TASK OBJECTIVE
All lines in the data below carrying the string "Macrophages" are to be located and copied.

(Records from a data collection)
══════════════════════════════

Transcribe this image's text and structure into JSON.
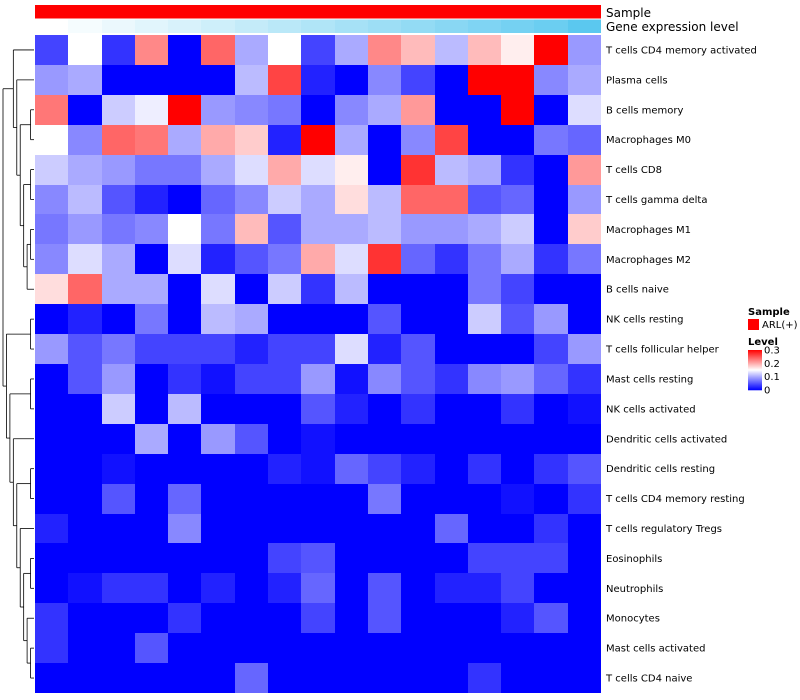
{
  "chart_data": {
    "type": "heatmap",
    "annotation_tracks": [
      {
        "name": "Sample",
        "type": "categorical",
        "color": "#FF0000"
      },
      {
        "name": "Gene expression level",
        "type": "gradient",
        "low_color": "#FFFFFF",
        "high_color": "#5BC8EF"
      }
    ],
    "rows": [
      "T cells CD4 memory activated",
      "Plasma cells",
      "B cells memory",
      "Macrophages M0",
      "T cells CD8",
      "T cells gamma delta",
      "Macrophages M1",
      "Macrophages M2",
      "B cells naive",
      "NK cells resting",
      "T cells follicular helper",
      "Mast cells resting",
      "NK cells activated",
      "Dendritic cells activated",
      "Dendritic cells resting",
      "T cells CD4 memory resting",
      "T cells regulatory  Tregs",
      "Eosinophils",
      "Neutrophils",
      "Monocytes",
      "Mast cells activated",
      "T cells CD4 naive"
    ],
    "n_columns": 17,
    "values": [
      [
        0.04,
        0.15,
        0.03,
        0.22,
        0.0,
        0.24,
        0.1,
        0.15,
        0.04,
        0.1,
        0.22,
        0.19,
        0.11,
        0.19,
        0.16,
        0.3,
        0.09
      ],
      [
        0.09,
        0.1,
        0.0,
        0.0,
        0.0,
        0.0,
        0.11,
        0.26,
        0.02,
        0.0,
        0.08,
        0.04,
        0.0,
        0.3,
        0.3,
        0.08,
        0.1
      ],
      [
        0.23,
        0.0,
        0.12,
        0.14,
        0.3,
        0.09,
        0.08,
        0.07,
        0.0,
        0.08,
        0.1,
        0.21,
        0.0,
        0.0,
        0.3,
        0.0,
        0.13
      ],
      [
        0.15,
        0.08,
        0.24,
        0.23,
        0.1,
        0.2,
        0.18,
        0.02,
        0.3,
        0.1,
        0.0,
        0.08,
        0.26,
        0.0,
        0.0,
        0.07,
        0.06
      ],
      [
        0.12,
        0.1,
        0.09,
        0.07,
        0.07,
        0.1,
        0.13,
        0.2,
        0.13,
        0.16,
        0.0,
        0.27,
        0.11,
        0.1,
        0.03,
        0.0,
        0.21
      ],
      [
        0.08,
        0.11,
        0.05,
        0.02,
        0.0,
        0.06,
        0.08,
        0.12,
        0.1,
        0.17,
        0.11,
        0.24,
        0.24,
        0.05,
        0.06,
        0.0,
        0.09
      ],
      [
        0.07,
        0.09,
        0.07,
        0.08,
        0.15,
        0.07,
        0.19,
        0.05,
        0.1,
        0.1,
        0.11,
        0.09,
        0.09,
        0.1,
        0.12,
        0.0,
        0.18
      ],
      [
        0.08,
        0.13,
        0.1,
        0.0,
        0.13,
        0.02,
        0.05,
        0.07,
        0.2,
        0.13,
        0.27,
        0.06,
        0.03,
        0.07,
        0.1,
        0.03,
        0.07
      ],
      [
        0.17,
        0.24,
        0.1,
        0.1,
        0.0,
        0.13,
        0.0,
        0.12,
        0.03,
        0.11,
        0.0,
        0.0,
        0.0,
        0.07,
        0.04,
        0.0,
        0.0
      ],
      [
        0.0,
        0.02,
        0.0,
        0.07,
        0.0,
        0.11,
        0.1,
        0.0,
        0.0,
        0.0,
        0.05,
        0.0,
        0.0,
        0.12,
        0.05,
        0.09,
        0.0
      ],
      [
        0.09,
        0.05,
        0.07,
        0.04,
        0.04,
        0.04,
        0.02,
        0.04,
        0.04,
        0.13,
        0.02,
        0.05,
        0.0,
        0.0,
        0.0,
        0.04,
        0.09
      ],
      [
        0.0,
        0.05,
        0.09,
        0.0,
        0.03,
        0.01,
        0.04,
        0.04,
        0.09,
        0.01,
        0.08,
        0.05,
        0.03,
        0.08,
        0.09,
        0.06,
        0.03
      ],
      [
        0.0,
        0.0,
        0.12,
        0.0,
        0.11,
        0.0,
        0.0,
        0.0,
        0.05,
        0.02,
        0.0,
        0.03,
        0.0,
        0.0,
        0.03,
        0.0,
        0.01
      ],
      [
        0.0,
        0.0,
        0.0,
        0.1,
        0.0,
        0.09,
        0.05,
        0.0,
        0.01,
        0.0,
        0.0,
        0.0,
        0.0,
        0.0,
        0.0,
        0.0,
        0.0
      ],
      [
        0.0,
        0.0,
        0.01,
        0.0,
        0.0,
        0.0,
        0.0,
        0.02,
        0.01,
        0.06,
        0.04,
        0.02,
        0.0,
        0.03,
        0.0,
        0.03,
        0.05
      ],
      [
        0.0,
        0.0,
        0.05,
        0.0,
        0.06,
        0.0,
        0.0,
        0.0,
        0.0,
        0.0,
        0.07,
        0.0,
        0.0,
        0.0,
        0.01,
        0.0,
        0.03
      ],
      [
        0.02,
        0.0,
        0.0,
        0.0,
        0.08,
        0.0,
        0.0,
        0.0,
        0.0,
        0.0,
        0.0,
        0.0,
        0.06,
        0.0,
        0.0,
        0.03,
        0.0
      ],
      [
        0.0,
        0.0,
        0.0,
        0.0,
        0.0,
        0.0,
        0.0,
        0.04,
        0.05,
        0.0,
        0.0,
        0.0,
        0.0,
        0.04,
        0.04,
        0.04,
        0.0
      ],
      [
        0.0,
        0.01,
        0.03,
        0.03,
        0.0,
        0.02,
        0.0,
        0.02,
        0.06,
        0.0,
        0.05,
        0.0,
        0.02,
        0.02,
        0.04,
        0.0,
        0.0
      ],
      [
        0.03,
        0.0,
        0.0,
        0.0,
        0.03,
        0.0,
        0.0,
        0.0,
        0.04,
        0.0,
        0.05,
        0.0,
        0.0,
        0.0,
        0.02,
        0.05,
        0.0
      ],
      [
        0.03,
        0.0,
        0.0,
        0.05,
        0.0,
        0.0,
        0.0,
        0.0,
        0.0,
        0.0,
        0.0,
        0.0,
        0.0,
        0.0,
        0.0,
        0.0,
        0.0
      ],
      [
        0.0,
        0.0,
        0.0,
        0.0,
        0.0,
        0.0,
        0.06,
        0.0,
        0.0,
        0.0,
        0.0,
        0.0,
        0.0,
        0.03,
        0.0,
        0.0,
        0.0
      ]
    ],
    "gene_expression_levels": [
      0.0,
      0.06,
      0.12,
      0.18,
      0.24,
      0.3,
      0.36,
      0.42,
      0.48,
      0.54,
      0.6,
      0.66,
      0.72,
      0.78,
      0.84,
      0.9,
      1.0
    ],
    "color_scale": {
      "min": 0,
      "max": 0.3,
      "low_color": "#0000FF",
      "mid_color": "#FFFFFF",
      "high_color": "#FF0000"
    },
    "legend": {
      "placement": "right",
      "sample_title": "Sample",
      "sample_label": "ARL(+)",
      "level_title": "Level",
      "level_ticks": [
        {
          "value": 0.3,
          "label": "0.3"
        },
        {
          "value": 0.2,
          "label": "0.2"
        },
        {
          "value": 0.1,
          "label": "0.1"
        },
        {
          "value": 0.0,
          "label": "0"
        }
      ]
    },
    "row_dendrogram": {
      "children": [
        {
          "children": [
            {
              "leaf": 0
            },
            {
              "children": [
                {
                  "leaf": 1
                },
                {
                  "children": [
                    {
                      "children": [
                        {
                          "leaf": 2
                        },
                        {
                          "leaf": 3
                        }
                      ]
                    },
                    {
                      "children": [
                        {
                          "children": [
                            {
                              "leaf": 4
                            },
                            {
                              "leaf": 5
                            }
                          ]
                        },
                        {
                          "children": [
                            {
                              "children": [
                                {
                                  "leaf": 6
                                },
                                {
                                  "leaf": 7
                                }
                              ]
                            },
                            {
                              "leaf": 8
                            }
                          ]
                        }
                      ]
                    }
                  ]
                }
              ]
            }
          ]
        },
        {
          "children": [
            {
              "children": [
                {
                  "leaf": 9
                },
                {
                  "leaf": 10
                }
              ]
            },
            {
              "children": [
                {
                  "children": [
                    {
                      "leaf": 11
                    },
                    {
                      "leaf": 12
                    }
                  ]
                },
                {
                  "children": [
                    {
                      "leaf": 13
                    },
                    {
                      "children": [
                        {
                          "children": [
                            {
                              "leaf": 14
                            },
                            {
                              "leaf": 15
                            }
                          ]
                        },
                        {
                          "children": [
                            {
                              "leaf": 16
                            },
                            {
                              "children": [
                                {
                                  "children": [
                                    {
                                      "leaf": 17
                                    },
                                    {
                                      "leaf": 18
                                    }
                                  ]
                                },
                                {
                                  "children": [
                                    {
                                      "leaf": 19
                                    },
                                    {
                                      "children": [
                                        {
                                          "leaf": 20
                                        },
                                        {
                                          "leaf": 21
                                        }
                                      ]
                                    }
                                  ]
                                }
                              ]
                            }
                          ]
                        }
                      ]
                    }
                  ]
                }
              ]
            }
          ]
        }
      ]
    }
  }
}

══════════════════════════════

ANSWER FOR THIS EXERCISE
      "Macrophages M0",
      "Macrophages M1",
      "Macrophages M2",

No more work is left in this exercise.